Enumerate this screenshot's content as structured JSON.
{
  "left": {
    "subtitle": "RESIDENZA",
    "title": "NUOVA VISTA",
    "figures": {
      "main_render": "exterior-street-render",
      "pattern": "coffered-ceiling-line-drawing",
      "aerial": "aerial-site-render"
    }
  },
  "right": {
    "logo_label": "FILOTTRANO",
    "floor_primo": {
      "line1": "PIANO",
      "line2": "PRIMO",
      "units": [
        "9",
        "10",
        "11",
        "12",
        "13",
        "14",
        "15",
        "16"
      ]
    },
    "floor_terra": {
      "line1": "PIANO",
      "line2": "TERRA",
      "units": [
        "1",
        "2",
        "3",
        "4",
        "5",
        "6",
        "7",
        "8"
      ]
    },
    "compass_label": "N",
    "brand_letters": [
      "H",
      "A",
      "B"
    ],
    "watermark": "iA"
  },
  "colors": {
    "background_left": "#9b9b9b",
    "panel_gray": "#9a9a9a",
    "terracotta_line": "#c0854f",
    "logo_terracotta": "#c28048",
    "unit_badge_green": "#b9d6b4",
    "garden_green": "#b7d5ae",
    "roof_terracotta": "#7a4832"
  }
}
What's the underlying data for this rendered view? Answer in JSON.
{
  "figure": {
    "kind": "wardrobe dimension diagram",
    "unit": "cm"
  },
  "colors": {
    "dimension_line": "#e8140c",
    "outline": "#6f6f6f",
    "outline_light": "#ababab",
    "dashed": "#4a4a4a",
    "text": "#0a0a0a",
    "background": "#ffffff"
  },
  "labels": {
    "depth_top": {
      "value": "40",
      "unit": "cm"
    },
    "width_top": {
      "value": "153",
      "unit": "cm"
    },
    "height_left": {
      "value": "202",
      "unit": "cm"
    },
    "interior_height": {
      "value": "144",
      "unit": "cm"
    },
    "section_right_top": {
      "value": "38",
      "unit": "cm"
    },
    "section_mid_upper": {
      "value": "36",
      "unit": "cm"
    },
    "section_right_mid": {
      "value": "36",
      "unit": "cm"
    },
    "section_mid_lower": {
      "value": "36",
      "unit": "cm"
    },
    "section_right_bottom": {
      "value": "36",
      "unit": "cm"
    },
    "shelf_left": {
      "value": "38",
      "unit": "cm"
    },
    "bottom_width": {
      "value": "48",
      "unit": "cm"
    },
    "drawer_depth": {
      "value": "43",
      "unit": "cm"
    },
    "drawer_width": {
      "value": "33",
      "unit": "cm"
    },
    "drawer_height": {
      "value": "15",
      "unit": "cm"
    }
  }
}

--------------------------------

What you need to do: Would you write down every record again, exactly?

Finished task:
Enumerate this screenshot's content as structured JSON.
{
  "left": {
    "subtitle": "RESIDENZA",
    "title": "NUOVA VISTA",
    "figures": {
      "main_render": "exterior-street-render",
      "pattern": "coffered-ceiling-line-drawing",
      "aerial": "aerial-site-render"
    }
  },
  "right": {
    "logo_label": "FILOTTRANO",
    "floor_primo": {
      "line1": "PIANO",
      "line2": "PRIMO",
      "units": [
        "9",
        "10",
        "11",
        "12",
        "13",
        "14",
        "15",
        "16"
      ]
    },
    "floor_terra": {
      "line1": "PIANO",
      "line2": "TERRA",
      "units": [
        "1",
        "2",
        "3",
        "4",
        "5",
        "6",
        "7",
        "8"
      ]
    },
    "compass_label": "N",
    "brand_letters": [
      "H",
      "A",
      "B"
    ],
    "watermark": "iA"
  },
  "colors": {
    "background_left": "#9b9b9b",
    "panel_gray": "#9a9a9a",
    "terracotta_line": "#c0854f",
    "logo_terracotta": "#c28048",
    "unit_badge_green": "#b9d6b4",
    "garden_green": "#b7d5ae",
    "roof_terracotta": "#7a4832"
  }
}
What's the underlying data for this rendered view? Answer in JSON.
{
  "figure": {
    "kind": "wardrobe dimension diagram",
    "unit": "cm"
  },
  "colors": {
    "dimension_line": "#e8140c",
    "outline": "#6f6f6f",
    "outline_light": "#ababab",
    "dashed": "#4a4a4a",
    "text": "#0a0a0a",
    "background": "#ffffff"
  },
  "labels": {
    "depth_top": {
      "value": "40",
      "unit": "cm"
    },
    "width_top": {
      "value": "153",
      "unit": "cm"
    },
    "height_left": {
      "value": "202",
      "unit": "cm"
    },
    "interior_height": {
      "value": "144",
      "unit": "cm"
    },
    "section_right_top": {
      "value": "38",
      "unit": "cm"
    },
    "section_mid_upper": {
      "value": "36",
      "unit": "cm"
    },
    "section_right_mid": {
      "value": "36",
      "unit": "cm"
    },
    "section_mid_lower": {
      "value": "36",
      "unit": "cm"
    },
    "section_right_bottom": {
      "value": "36",
      "unit": "cm"
    },
    "shelf_left": {
      "value": "38",
      "unit": "cm"
    },
    "bottom_width": {
      "value": "48",
      "unit": "cm"
    },
    "drawer_depth": {
      "value": "43",
      "unit": "cm"
    },
    "drawer_width": {
      "value": "33",
      "unit": "cm"
    },
    "drawer_height": {
      "value": "15",
      "unit": "cm"
    }
  }
}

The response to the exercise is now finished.